** START OF Material provided **

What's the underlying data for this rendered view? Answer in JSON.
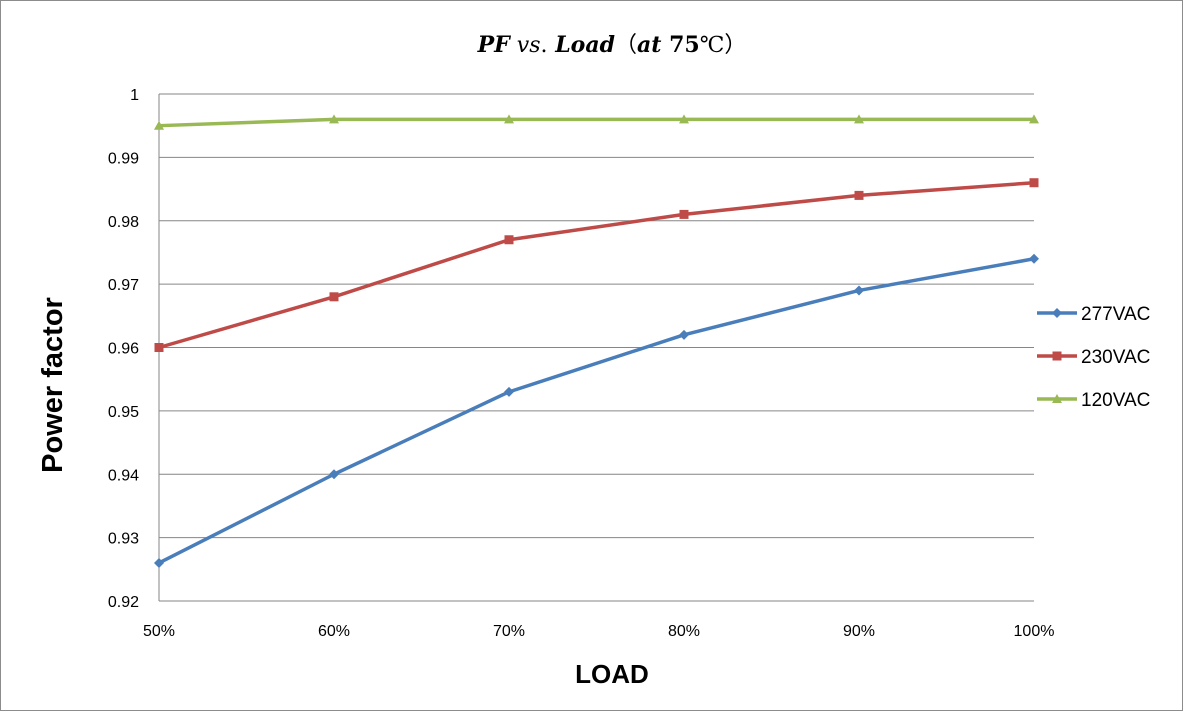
{
  "chart_data": {
    "type": "line",
    "title": "PF vs. Load ( at 75℃)",
    "title_parts": {
      "pf": "PF",
      "vs": " vs",
      "dot": ".",
      "load": " Load",
      "open": "（",
      "at": "at ",
      "temp": "75",
      "unit": "℃",
      "close": "）"
    },
    "xlabel": "LOAD",
    "ylabel": "Power factor",
    "categories": [
      "50%",
      "60%",
      "70%",
      "80%",
      "90%",
      "100%"
    ],
    "ylim": [
      0.92,
      1.0
    ],
    "yticks": [
      0.92,
      0.93,
      0.94,
      0.95,
      0.96,
      0.97,
      0.98,
      0.99,
      1
    ],
    "ytick_labels": [
      "0.92",
      "0.93",
      "0.94",
      "0.95",
      "0.96",
      "0.97",
      "0.98",
      "0.99",
      "1"
    ],
    "grid": true,
    "legend_position": "right",
    "series": [
      {
        "name": "277VAC",
        "color": "#4a7ebb",
        "marker": "diamond",
        "values": [
          0.926,
          0.94,
          0.953,
          0.962,
          0.969,
          0.974
        ]
      },
      {
        "name": "230VAC",
        "color": "#be4b48",
        "marker": "square",
        "values": [
          0.96,
          0.968,
          0.977,
          0.981,
          0.984,
          0.986
        ]
      },
      {
        "name": "120VAC",
        "color": "#98b954",
        "marker": "triangle",
        "values": [
          0.995,
          0.996,
          0.996,
          0.996,
          0.996,
          0.996
        ]
      }
    ]
  }
}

** END OF Material provided **

▸ To be done
Check each line of the records for the word "name", and show the lines that contain it.

▸ Written response
        "name": "277VAC",
        "name": "230VAC",
        "name": "120VAC",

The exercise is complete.